### Problem details
Return every record below exactly as written, but leave out the pictures.

Data records
begin
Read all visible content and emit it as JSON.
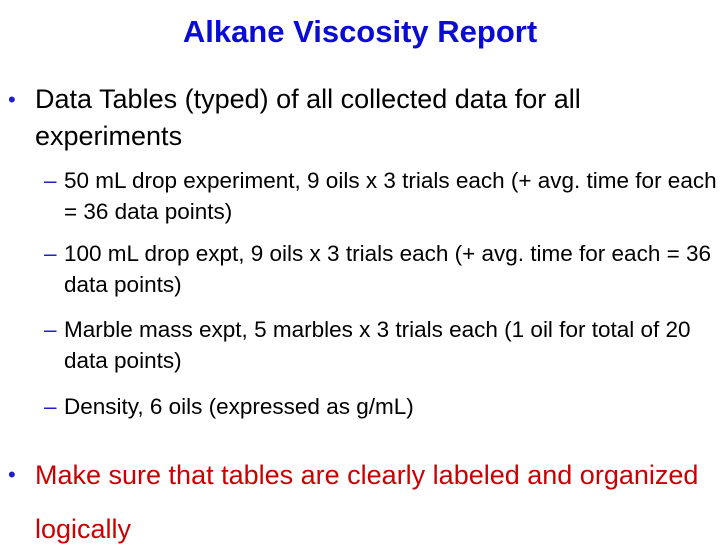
{
  "slide": {
    "title": "Alkane Viscosity Report",
    "bullets": [
      {
        "marker": "•",
        "text": "Data Tables (typed) of all collected data for all experiments",
        "sub_items": [
          {
            "marker": "–",
            "text": "50 mL drop experiment, 9 oils x 3 trials each (+ avg. time for each = 36 data points)"
          },
          {
            "marker": "–",
            "text": "100 mL drop expt, 9 oils x 3 trials each (+ avg. time for each = 36 data points)"
          },
          {
            "marker": "–",
            "text": "Marble mass expt, 5 marbles x 3 trials each (1 oil for total of 20 data points)"
          },
          {
            "marker": "–",
            "text": "Density, 6 oils (expressed as g/mL)"
          }
        ]
      },
      {
        "marker": "•",
        "text": "Make sure that tables are clearly labeled and organized logically"
      }
    ]
  },
  "colors": {
    "title": "#0b0bd6",
    "bullet_marker": "#1f1fd0",
    "body_text": "#000000",
    "highlight_text": "#cc0000"
  }
}
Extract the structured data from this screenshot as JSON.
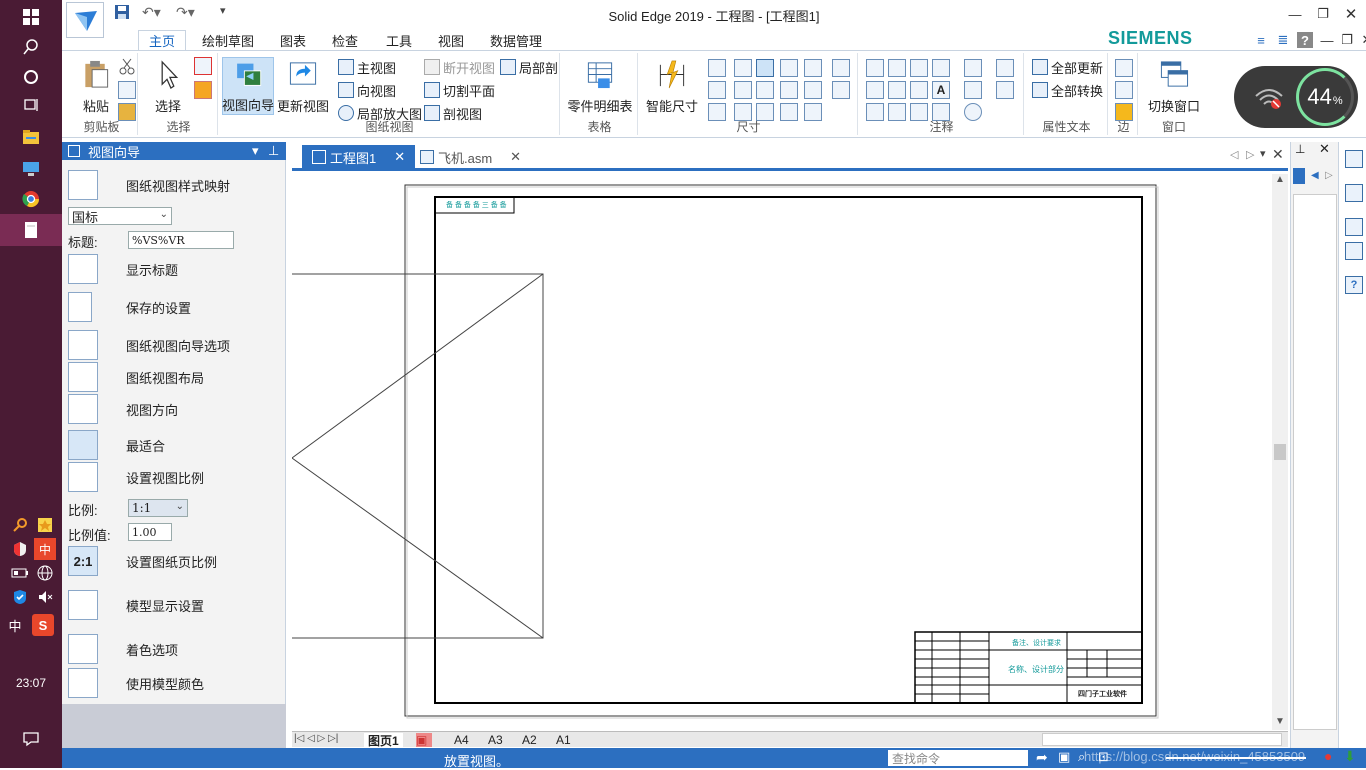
{
  "window": {
    "title": "Solid Edge 2019 - 工程图 - [工程图1]",
    "brand": "SIEMENS",
    "brand_color": "#139a9a",
    "accent_color": "#2c6fc0"
  },
  "taskbar": {
    "clock": "23:07",
    "lang_indicator": "中",
    "ime_label": "中"
  },
  "ribbon_tabs": [
    "主页",
    "绘制草图",
    "图表",
    "检查",
    "工具",
    "视图",
    "数据管理"
  ],
  "active_tab": "主页",
  "ribbon": {
    "clipboard": {
      "paste": "粘贴",
      "group": "剪贴板"
    },
    "select": {
      "select": "选择",
      "group": "选择"
    },
    "drawing_views": {
      "view_wizard": "视图向导",
      "update_views": "更新视图",
      "main_view": "主视图",
      "projected_view": "向视图",
      "detail_view": "局部放大图",
      "broken_view": "断开视图",
      "cutting_plane": "切割平面",
      "section_view": "剖视图",
      "broken_out": "局部剖",
      "group": "图纸视图"
    },
    "tables": {
      "parts_list": "零件明细表",
      "group": "表格"
    },
    "dimension": {
      "smart": "智能尺寸",
      "group": "尺寸"
    },
    "annotation": {
      "group": "注释"
    },
    "property_text": {
      "update_all": "全部更新",
      "convert_all": "全部转换",
      "group": "属性文本"
    },
    "edges": {
      "group": "边"
    },
    "window": {
      "switch": "切换窗口",
      "group": "窗口"
    }
  },
  "network_widget": {
    "percent": "44",
    "unit": "%"
  },
  "view_wizard_pane": {
    "title": "视图向导",
    "style_mapping": "图纸视图样式映射",
    "standard": "国标",
    "caption_label": "标题:",
    "caption_value": "%VS%VR",
    "show_caption": "显示标题",
    "saved_settings": "保存的设置",
    "wizard_options": "图纸视图向导选项",
    "layout": "图纸视图布局",
    "orientation": "视图方向",
    "best_fit": "最适合",
    "set_scale": "设置视图比例",
    "scale_label": "比例:",
    "scale_value": "1:1",
    "scale_val_label": "比例值:",
    "scale_val": "1.00",
    "set_sheet_scale": "设置图纸页比例",
    "model_display": "模型显示设置",
    "shading": "着色选项",
    "use_model_color": "使用模型颜色"
  },
  "doc_tabs": [
    {
      "label": "工程图1",
      "active": true
    },
    {
      "label": "飞机.asm",
      "active": false
    }
  ],
  "sheet_tabs": [
    "图页1",
    "A4",
    "A3",
    "A2",
    "A1"
  ],
  "title_block": {
    "top_left_label": "备 备 备 备  三 备 备",
    "material_text": "备注、设计要求",
    "name_text": "名称、设计部分",
    "company_text": "四门子工业软件"
  },
  "status": {
    "message": "放置视图。",
    "search_placeholder": "查找命令",
    "watermark": "https://blog.csdn.net/weixin_45853509"
  }
}
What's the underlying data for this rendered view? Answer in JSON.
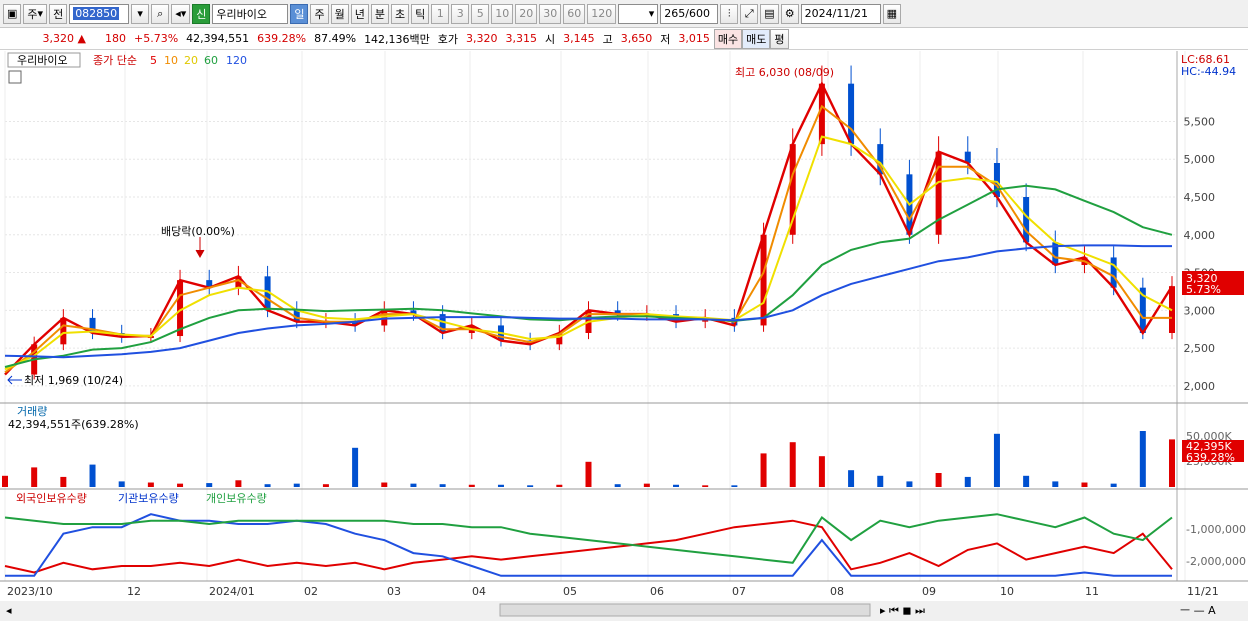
end
### Full output
Read all visible content and emit it as JSON.
{
  "slide": {
    "title": "Alkane Viscosity Report",
    "bullets": [
      {
        "marker": "•",
        "text": "Data Tables (typed) of all collected data for all experiments",
        "sub_items": [
          {
            "marker": "–",
            "text": "50 mL drop experiment, 9 oils x 3 trials each (+ avg. time for each = 36 data points)"
          },
          {
            "marker": "–",
            "text": "100 mL drop expt, 9 oils x 3 trials each (+ avg. time for each = 36 data points)"
          },
          {
            "marker": "–",
            "text": "Marble mass expt, 5 marbles x 3 trials each (1 oil for total of 20 data points)"
          },
          {
            "marker": "–",
            "text": "Density, 6 oils (expressed as g/mL)"
          }
        ]
      },
      {
        "marker": "•",
        "text": "Make sure that tables are clearly labeled and organized logically"
      }
    ]
  },
  "colors": {
    "title": "#0b0bd6",
    "bullet_marker": "#1f1fd0",
    "body_text": "#000000",
    "highlight_text": "#cc0000"
  }
}
Extract the structured data from this screenshot as JSON.
{
  "window": {
    "title": "Solid Edge 2019 - 工程图 - [工程图1]",
    "brand": "SIEMENS",
    "brand_color": "#139a9a",
    "accent_color": "#2c6fc0"
  },
  "taskbar": {
    "clock": "23:07",
    "lang_indicator": "中",
    "ime_label": "中"
  },
  "ribbon_tabs": [
    "主页",
    "绘制草图",
    "图表",
    "检查",
    "工具",
    "视图",
    "数据管理"
  ],
  "active_tab": "主页",
  "ribbon": {
    "clipboard": {
      "paste": "粘贴",
      "group": "剪贴板"
    },
    "select": {
      "select": "选择",
      "group": "选择"
    },
    "drawing_views": {
      "view_wizard": "视图向导",
      "update_views": "更新视图",
      "main_view": "主视图",
      "projected_view": "向视图",
      "detail_view": "局部放大图",
      "broken_view": "断开视图",
      "cutting_plane": "切割平面",
      "section_view": "剖视图",
      "broken_out": "局部剖",
      "group": "图纸视图"
    },
    "tables": {
      "parts_list": "零件明细表",
      "group": "表格"
    },
    "dimension": {
      "smart": "智能尺寸",
      "group": "尺寸"
    },
    "annotation": {
      "group": "注释"
    },
    "property_text": {
      "update_all": "全部更新",
      "convert_all": "全部转换",
      "group": "属性文本"
    },
    "edges": {
      "group": "边"
    },
    "window": {
      "switch": "切换窗口",
      "group": "窗口"
    }
  },
  "network_widget": {
    "percent": "44",
    "unit": "%"
  },
  "view_wizard_pane": {
    "title": "视图向导",
    "style_mapping": "图纸视图样式映射",
    "standard": "国标",
    "caption_label": "标题:",
    "caption_value": "%VS%VR",
    "show_caption": "显示标题",
    "saved_settings": "保存的设置",
    "wizard_options": "图纸视图向导选项",
    "layout": "图纸视图布局",
    "orientation": "视图方向",
    "best_fit": "最适合",
    "set_scale": "设置视图比例",
    "scale_label": "比例:",
    "scale_value": "1:1",
    "scale_val_label": "比例值:",
    "scale_val": "1.00",
    "set_sheet_scale": "设置图纸页比例",
    "model_display": "模型显示设置",
    "shading": "着色选项",
    "use_model_color": "使用模型颜色"
  },
  "doc_tabs": [
    {
      "label": "工程图1",
      "active": true
    },
    {
      "label": "飞机.asm",
      "active": false
    }
  ],
  "sheet_tabs": [
    "图页1",
    "A4",
    "A3",
    "A2",
    "A1"
  ],
  "title_block": {
    "top_left_label": "备 备 备 备  三 备 备",
    "material_text": "备注、设计要求",
    "name_text": "名称、设计部分",
    "company_text": "四门子工业软件"
  },
  "status": {
    "message": "放置视图。",
    "search_placeholder": "查找命令",
    "watermark": "https://blog.csdn.net/weixin_45853509"
  }
}
What's the underlying data for this rendered view? Answer in JSON.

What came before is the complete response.